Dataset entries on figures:
........
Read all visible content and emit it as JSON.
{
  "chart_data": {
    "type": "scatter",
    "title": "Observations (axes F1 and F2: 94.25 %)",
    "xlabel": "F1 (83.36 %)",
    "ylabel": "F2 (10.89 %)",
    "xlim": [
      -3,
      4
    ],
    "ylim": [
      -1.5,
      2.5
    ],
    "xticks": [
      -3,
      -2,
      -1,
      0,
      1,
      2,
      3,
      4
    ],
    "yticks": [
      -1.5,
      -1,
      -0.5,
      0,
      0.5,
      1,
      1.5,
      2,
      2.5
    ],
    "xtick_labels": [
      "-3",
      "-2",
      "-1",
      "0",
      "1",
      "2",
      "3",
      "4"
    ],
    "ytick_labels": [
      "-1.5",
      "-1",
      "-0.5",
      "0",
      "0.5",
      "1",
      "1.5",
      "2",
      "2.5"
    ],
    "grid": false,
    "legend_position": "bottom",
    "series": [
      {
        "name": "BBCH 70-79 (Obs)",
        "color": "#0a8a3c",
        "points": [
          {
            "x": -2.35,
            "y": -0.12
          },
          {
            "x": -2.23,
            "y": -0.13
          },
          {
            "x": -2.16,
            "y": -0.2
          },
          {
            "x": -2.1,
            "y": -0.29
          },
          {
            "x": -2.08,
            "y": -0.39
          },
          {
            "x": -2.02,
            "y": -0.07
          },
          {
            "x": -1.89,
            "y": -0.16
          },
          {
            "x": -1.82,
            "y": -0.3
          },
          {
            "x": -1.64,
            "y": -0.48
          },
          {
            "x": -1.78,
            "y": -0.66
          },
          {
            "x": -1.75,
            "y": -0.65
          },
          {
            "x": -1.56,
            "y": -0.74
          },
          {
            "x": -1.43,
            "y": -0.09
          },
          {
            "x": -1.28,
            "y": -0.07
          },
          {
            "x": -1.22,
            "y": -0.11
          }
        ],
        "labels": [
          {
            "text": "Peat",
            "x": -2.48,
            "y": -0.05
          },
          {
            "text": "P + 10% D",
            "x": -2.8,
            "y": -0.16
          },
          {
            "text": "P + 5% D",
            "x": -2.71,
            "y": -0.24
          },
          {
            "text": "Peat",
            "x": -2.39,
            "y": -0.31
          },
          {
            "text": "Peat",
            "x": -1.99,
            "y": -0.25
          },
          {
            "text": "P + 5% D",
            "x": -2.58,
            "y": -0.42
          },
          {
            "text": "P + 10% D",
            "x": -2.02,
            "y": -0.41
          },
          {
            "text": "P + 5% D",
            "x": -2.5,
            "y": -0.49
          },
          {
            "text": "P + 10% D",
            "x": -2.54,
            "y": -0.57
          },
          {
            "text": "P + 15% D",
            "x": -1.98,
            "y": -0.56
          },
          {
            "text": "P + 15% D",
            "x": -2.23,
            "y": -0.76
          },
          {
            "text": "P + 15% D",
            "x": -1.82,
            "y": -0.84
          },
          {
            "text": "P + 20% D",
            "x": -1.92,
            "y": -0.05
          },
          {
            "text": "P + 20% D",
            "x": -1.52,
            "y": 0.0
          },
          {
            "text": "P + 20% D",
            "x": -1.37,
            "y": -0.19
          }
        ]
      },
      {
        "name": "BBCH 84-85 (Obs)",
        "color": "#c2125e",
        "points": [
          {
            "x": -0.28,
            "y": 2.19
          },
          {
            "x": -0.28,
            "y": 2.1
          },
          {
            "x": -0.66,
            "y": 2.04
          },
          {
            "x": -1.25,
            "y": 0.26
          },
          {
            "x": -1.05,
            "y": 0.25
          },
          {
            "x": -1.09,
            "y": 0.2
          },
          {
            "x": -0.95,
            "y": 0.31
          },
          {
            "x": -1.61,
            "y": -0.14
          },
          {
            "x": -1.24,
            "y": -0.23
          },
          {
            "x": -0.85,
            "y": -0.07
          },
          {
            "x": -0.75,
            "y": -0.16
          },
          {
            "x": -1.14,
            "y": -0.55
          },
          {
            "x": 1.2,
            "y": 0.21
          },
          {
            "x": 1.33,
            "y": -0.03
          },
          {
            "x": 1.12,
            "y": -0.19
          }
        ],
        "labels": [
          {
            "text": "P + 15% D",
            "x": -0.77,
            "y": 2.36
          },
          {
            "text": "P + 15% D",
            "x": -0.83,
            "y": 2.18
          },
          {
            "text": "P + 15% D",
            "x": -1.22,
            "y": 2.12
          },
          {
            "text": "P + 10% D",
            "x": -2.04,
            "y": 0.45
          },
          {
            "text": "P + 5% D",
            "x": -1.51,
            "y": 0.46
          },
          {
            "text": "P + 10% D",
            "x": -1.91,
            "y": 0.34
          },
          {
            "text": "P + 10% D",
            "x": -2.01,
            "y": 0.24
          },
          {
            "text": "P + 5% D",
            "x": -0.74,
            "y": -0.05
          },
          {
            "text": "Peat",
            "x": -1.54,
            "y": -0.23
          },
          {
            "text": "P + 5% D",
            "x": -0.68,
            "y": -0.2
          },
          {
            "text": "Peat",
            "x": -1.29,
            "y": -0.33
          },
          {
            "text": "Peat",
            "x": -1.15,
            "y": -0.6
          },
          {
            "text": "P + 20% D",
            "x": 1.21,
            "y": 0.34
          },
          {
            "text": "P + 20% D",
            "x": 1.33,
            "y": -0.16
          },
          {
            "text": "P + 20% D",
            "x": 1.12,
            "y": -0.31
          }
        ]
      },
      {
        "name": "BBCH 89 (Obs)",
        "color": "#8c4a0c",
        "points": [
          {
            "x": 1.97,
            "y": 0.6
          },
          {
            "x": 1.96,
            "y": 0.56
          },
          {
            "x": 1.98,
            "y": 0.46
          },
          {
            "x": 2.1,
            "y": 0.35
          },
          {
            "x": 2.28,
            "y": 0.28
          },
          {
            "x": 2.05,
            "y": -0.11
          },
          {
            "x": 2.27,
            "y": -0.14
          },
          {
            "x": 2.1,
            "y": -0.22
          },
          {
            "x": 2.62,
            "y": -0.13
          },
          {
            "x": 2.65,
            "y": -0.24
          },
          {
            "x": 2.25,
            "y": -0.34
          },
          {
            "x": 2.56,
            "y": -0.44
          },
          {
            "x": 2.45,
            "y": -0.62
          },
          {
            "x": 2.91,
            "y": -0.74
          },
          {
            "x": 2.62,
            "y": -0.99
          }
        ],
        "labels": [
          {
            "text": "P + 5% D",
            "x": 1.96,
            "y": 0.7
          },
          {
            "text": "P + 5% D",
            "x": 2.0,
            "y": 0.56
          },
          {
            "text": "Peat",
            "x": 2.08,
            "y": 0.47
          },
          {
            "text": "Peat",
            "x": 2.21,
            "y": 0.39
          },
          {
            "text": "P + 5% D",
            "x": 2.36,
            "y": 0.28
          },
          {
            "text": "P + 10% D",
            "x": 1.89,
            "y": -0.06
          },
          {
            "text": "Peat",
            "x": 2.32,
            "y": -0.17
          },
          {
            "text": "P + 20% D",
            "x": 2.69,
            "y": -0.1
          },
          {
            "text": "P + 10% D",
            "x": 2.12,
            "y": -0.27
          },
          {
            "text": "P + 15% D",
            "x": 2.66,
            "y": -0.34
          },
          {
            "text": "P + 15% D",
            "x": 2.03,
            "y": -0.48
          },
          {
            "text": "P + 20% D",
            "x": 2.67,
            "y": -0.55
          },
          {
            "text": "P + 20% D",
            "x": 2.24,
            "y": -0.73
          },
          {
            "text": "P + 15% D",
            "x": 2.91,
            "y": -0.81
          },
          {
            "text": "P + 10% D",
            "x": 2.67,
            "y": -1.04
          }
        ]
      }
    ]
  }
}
........
• Task statement: Return all of the data word for word.

• The solution:
Read all visible content and emit it as JSON.
{
  "chart_data": {
    "type": "scatter",
    "title": "Observations (axes F1 and F2: 94.25 %)",
    "xlabel": "F1 (83.36 %)",
    "ylabel": "F2 (10.89 %)",
    "xlim": [
      -3,
      4
    ],
    "ylim": [
      -1.5,
      2.5
    ],
    "xticks": [
      -3,
      -2,
      -1,
      0,
      1,
      2,
      3,
      4
    ],
    "yticks": [
      -1.5,
      -1,
      -0.5,
      0,
      0.5,
      1,
      1.5,
      2,
      2.5
    ],
    "xtick_labels": [
      "-3",
      "-2",
      "-1",
      "0",
      "1",
      "2",
      "3",
      "4"
    ],
    "ytick_labels": [
      "-1.5",
      "-1",
      "-0.5",
      "0",
      "0.5",
      "1",
      "1.5",
      "2",
      "2.5"
    ],
    "grid": false,
    "legend_position": "bottom",
    "series": [
      {
        "name": "BBCH 70-79 (Obs)",
        "color": "#0a8a3c",
        "points": [
          {
            "x": -2.35,
            "y": -0.12
          },
          {
            "x": -2.23,
            "y": -0.13
          },
          {
            "x": -2.16,
            "y": -0.2
          },
          {
            "x": -2.1,
            "y": -0.29
          },
          {
            "x": -2.08,
            "y": -0.39
          },
          {
            "x": -2.02,
            "y": -0.07
          },
          {
            "x": -1.89,
            "y": -0.16
          },
          {
            "x": -1.82,
            "y": -0.3
          },
          {
            "x": -1.64,
            "y": -0.48
          },
          {
            "x": -1.78,
            "y": -0.66
          },
          {
            "x": -1.75,
            "y": -0.65
          },
          {
            "x": -1.56,
            "y": -0.74
          },
          {
            "x": -1.43,
            "y": -0.09
          },
          {
            "x": -1.28,
            "y": -0.07
          },
          {
            "x": -1.22,
            "y": -0.11
          }
        ],
        "labels": [
          {
            "text": "Peat",
            "x": -2.48,
            "y": -0.05
          },
          {
            "text": "P + 10% D",
            "x": -2.8,
            "y": -0.16
          },
          {
            "text": "P + 5% D",
            "x": -2.71,
            "y": -0.24
          },
          {
            "text": "Peat",
            "x": -2.39,
            "y": -0.31
          },
          {
            "text": "Peat",
            "x": -1.99,
            "y": -0.25
          },
          {
            "text": "P + 5% D",
            "x": -2.58,
            "y": -0.42
          },
          {
            "text": "P + 10% D",
            "x": -2.02,
            "y": -0.41
          },
          {
            "text": "P + 5% D",
            "x": -2.5,
            "y": -0.49
          },
          {
            "text": "P + 10% D",
            "x": -2.54,
            "y": -0.57
          },
          {
            "text": "P + 15% D",
            "x": -1.98,
            "y": -0.56
          },
          {
            "text": "P + 15% D",
            "x": -2.23,
            "y": -0.76
          },
          {
            "text": "P + 15% D",
            "x": -1.82,
            "y": -0.84
          },
          {
            "text": "P + 20% D",
            "x": -1.92,
            "y": -0.05
          },
          {
            "text": "P + 20% D",
            "x": -1.52,
            "y": 0.0
          },
          {
            "text": "P + 20% D",
            "x": -1.37,
            "y": -0.19
          }
        ]
      },
      {
        "name": "BBCH 84-85 (Obs)",
        "color": "#c2125e",
        "points": [
          {
            "x": -0.28,
            "y": 2.19
          },
          {
            "x": -0.28,
            "y": 2.1
          },
          {
            "x": -0.66,
            "y": 2.04
          },
          {
            "x": -1.25,
            "y": 0.26
          },
          {
            "x": -1.05,
            "y": 0.25
          },
          {
            "x": -1.09,
            "y": 0.2
          },
          {
            "x": -0.95,
            "y": 0.31
          },
          {
            "x": -1.61,
            "y": -0.14
          },
          {
            "x": -1.24,
            "y": -0.23
          },
          {
            "x": -0.85,
            "y": -0.07
          },
          {
            "x": -0.75,
            "y": -0.16
          },
          {
            "x": -1.14,
            "y": -0.55
          },
          {
            "x": 1.2,
            "y": 0.21
          },
          {
            "x": 1.33,
            "y": -0.03
          },
          {
            "x": 1.12,
            "y": -0.19
          }
        ],
        "labels": [
          {
            "text": "P + 15% D",
            "x": -0.77,
            "y": 2.36
          },
          {
            "text": "P + 15% D",
            "x": -0.83,
            "y": 2.18
          },
          {
            "text": "P + 15% D",
            "x": -1.22,
            "y": 2.12
          },
          {
            "text": "P + 10% D",
            "x": -2.04,
            "y": 0.45
          },
          {
            "text": "P + 5% D",
            "x": -1.51,
            "y": 0.46
          },
          {
            "text": "P + 10% D",
            "x": -1.91,
            "y": 0.34
          },
          {
            "text": "P + 10% D",
            "x": -2.01,
            "y": 0.24
          },
          {
            "text": "P + 5% D",
            "x": -0.74,
            "y": -0.05
          },
          {
            "text": "Peat",
            "x": -1.54,
            "y": -0.23
          },
          {
            "text": "P + 5% D",
            "x": -0.68,
            "y": -0.2
          },
          {
            "text": "Peat",
            "x": -1.29,
            "y": -0.33
          },
          {
            "text": "Peat",
            "x": -1.15,
            "y": -0.6
          },
          {
            "text": "P + 20% D",
            "x": 1.21,
            "y": 0.34
          },
          {
            "text": "P + 20% D",
            "x": 1.33,
            "y": -0.16
          },
          {
            "text": "P + 20% D",
            "x": 1.12,
            "y": -0.31
          }
        ]
      },
      {
        "name": "BBCH 89 (Obs)",
        "color": "#8c4a0c",
        "points": [
          {
            "x": 1.97,
            "y": 0.6
          },
          {
            "x": 1.96,
            "y": 0.56
          },
          {
            "x": 1.98,
            "y": 0.46
          },
          {
            "x": 2.1,
            "y": 0.35
          },
          {
            "x": 2.28,
            "y": 0.28
          },
          {
            "x": 2.05,
            "y": -0.11
          },
          {
            "x": 2.27,
            "y": -0.14
          },
          {
            "x": 2.1,
            "y": -0.22
          },
          {
            "x": 2.62,
            "y": -0.13
          },
          {
            "x": 2.65,
            "y": -0.24
          },
          {
            "x": 2.25,
            "y": -0.34
          },
          {
            "x": 2.56,
            "y": -0.44
          },
          {
            "x": 2.45,
            "y": -0.62
          },
          {
            "x": 2.91,
            "y": -0.74
          },
          {
            "x": 2.62,
            "y": -0.99
          }
        ],
        "labels": [
          {
            "text": "P + 5% D",
            "x": 1.96,
            "y": 0.7
          },
          {
            "text": "P + 5% D",
            "x": 2.0,
            "y": 0.56
          },
          {
            "text": "Peat",
            "x": 2.08,
            "y": 0.47
          },
          {
            "text": "Peat",
            "x": 2.21,
            "y": 0.39
          },
          {
            "text": "P + 5% D",
            "x": 2.36,
            "y": 0.28
          },
          {
            "text": "P + 10% D",
            "x": 1.89,
            "y": -0.06
          },
          {
            "text": "Peat",
            "x": 2.32,
            "y": -0.17
          },
          {
            "text": "P + 20% D",
            "x": 2.69,
            "y": -0.1
          },
          {
            "text": "P + 10% D",
            "x": 2.12,
            "y": -0.27
          },
          {
            "text": "P + 15% D",
            "x": 2.66,
            "y": -0.34
          },
          {
            "text": "P + 15% D",
            "x": 2.03,
            "y": -0.48
          },
          {
            "text": "P + 20% D",
            "x": 2.67,
            "y": -0.55
          },
          {
            "text": "P + 20% D",
            "x": 2.24,
            "y": -0.73
          },
          {
            "text": "P + 15% D",
            "x": 2.91,
            "y": -0.81
          },
          {
            "text": "P + 10% D",
            "x": 2.67,
            "y": -1.04
          }
        ]
      }
    ]
  }
}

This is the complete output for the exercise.